** EXERCISE PROMPT **
Go over the records and copy every line with the string "GranTorino".

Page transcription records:
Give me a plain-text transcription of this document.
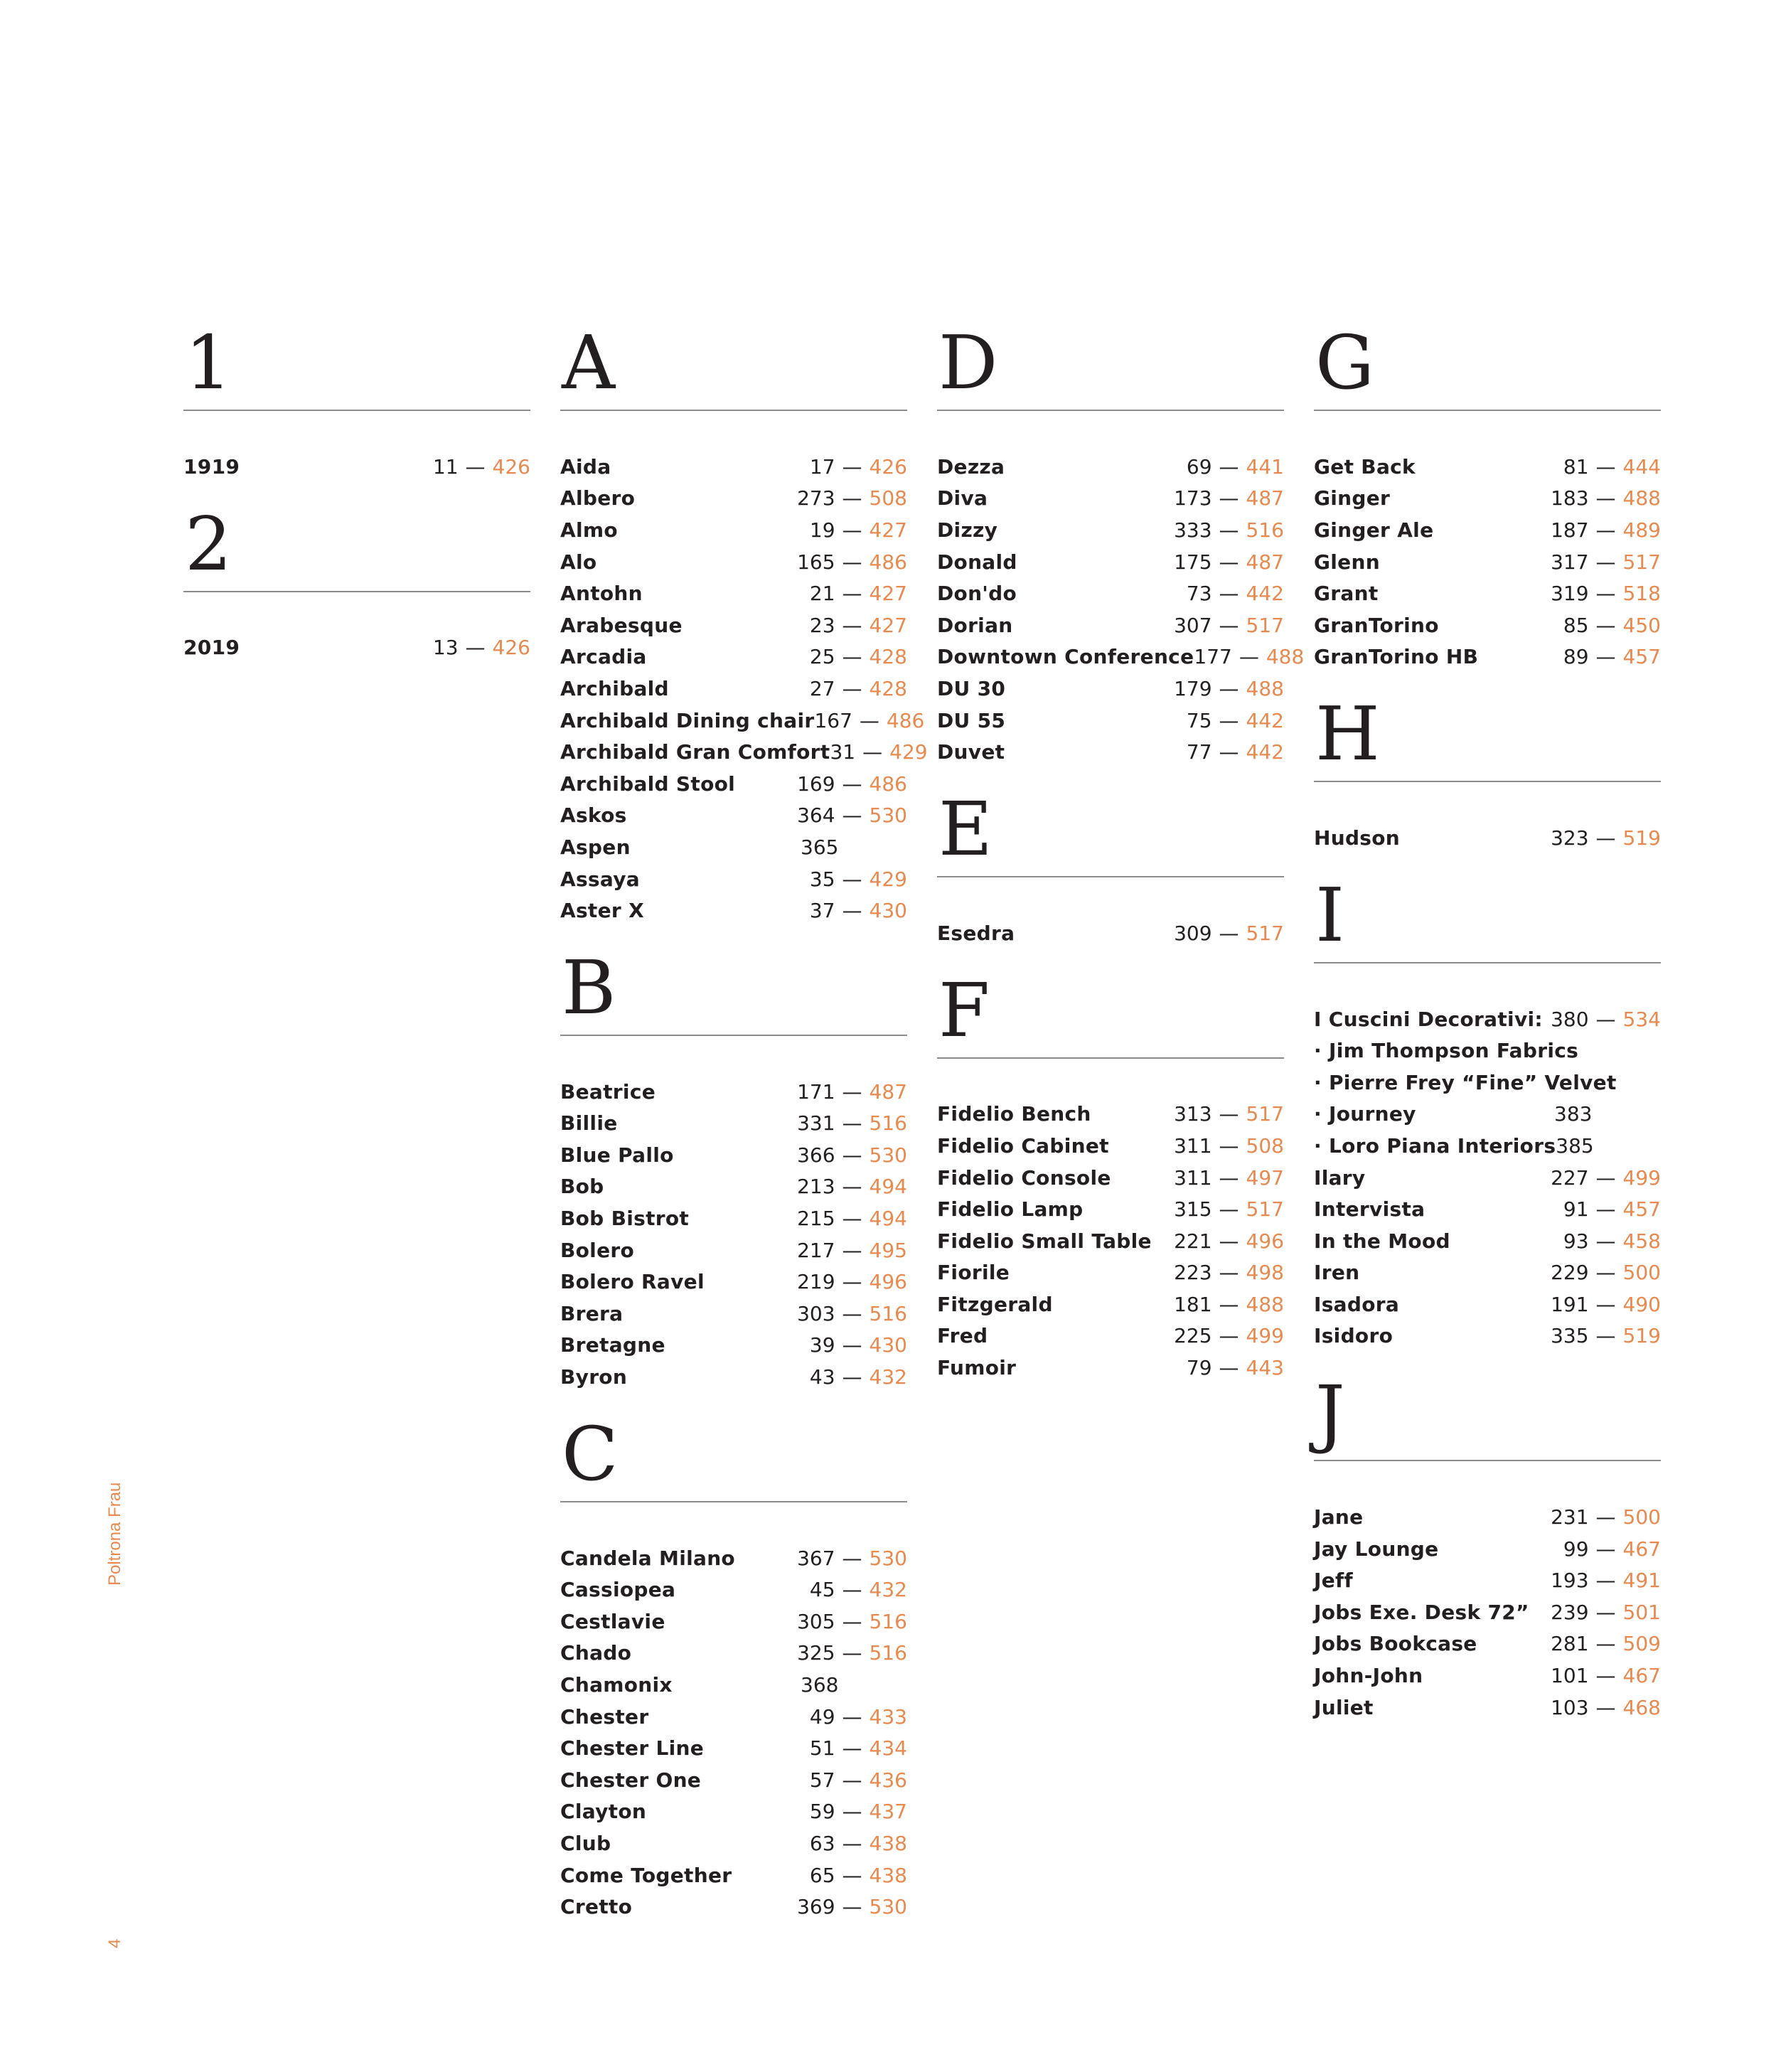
1
1919	11 — 426
2
2019	13 — 426
A
Aida	17 — 426
Albero	273 — 508
Almo	19 — 427
Alo	165 — 486
Antohn	21 — 427
Arabesque	23 — 427
Arcadia	25 — 428
Archibald	27 — 428
Archibald Dining chair 167 — 486
Archibald Gran Comfort 31 — 429
Archibald Stool	169 — 486
Askos	364 — 530
Aspen	365
Assaya	35 — 429
Aster X	37 — 430
B
Beatrice	171 — 487
Billie	331 — 516
Blue Pallo	366 — 530
Bob	213 — 494
Bob Bistrot	215 — 494
Bolero	217 — 495
Bolero Ravel	219 — 496
Brera	303 — 516
Bretagne	39 — 430
Byron	43 — 432
C
Candela Milano	367 — 530
Cassiopea	45 — 432
Cestlavie	305 — 516
Chado	325 — 516
Chamonix	368
Chester	49 — 433
Chester Line	51 — 434
Chester One	57 — 436
Clayton	59 — 437
Club	63 — 438
Come Together	65 — 438
Cretto	369 — 530
D
Dezza	69 — 441
Diva	173 — 487
Dizzy	333 — 516
Donald	175 — 487
Don'do	73 — 442
Dorian	307 — 517
Downtown Conference 177 — 488
DU 30	179 — 488
DU 55	75 — 442
Duvet	77 — 442
E
Esedra	309 — 517
F
Fidelio Bench	313 — 517
Fidelio Cabinet	311 — 508
Fidelio Console	311 — 497
Fidelio Lamp	315 — 517
Fidelio Small Table	221 — 496
Fiorile	223 — 498
Fitzgerald	181 — 488
Fred	225 — 499
Fumoir	79 — 443
G
Get Back	81 — 444
Ginger	183 — 488
Ginger Ale	187 — 489
Glenn	317 — 517
Grant	319 — 518
GranTorino	85 — 450
GranTorino HB	89 — 457
H
Hudson	323 — 519
I
I Cuscini Decorativi: 380 — 534
· Jim Thompson Fabrics
· Pierre Frey “Fine” Velvet
· Journey	383
· Loro Piana Interiors 385
Ilary	227 — 499
Intervista	91 — 457
In the Mood	93 — 458
Iren	229 — 500
Isadora	191 — 490
Isidoro	335 — 519
J
Jane	231 — 500
Jay Lounge	99 — 467
Jeff	193 — 491
Jobs Exe. Desk 72”	239 — 501
Jobs Bookcase	281 — 509
John-John	101 — 467
Juliet	103 — 468
Poltrona Frau
4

** SOLUTION TO THIS EXERCISE **
GranTorino	85 — 450
GranTorino HB	89 — 457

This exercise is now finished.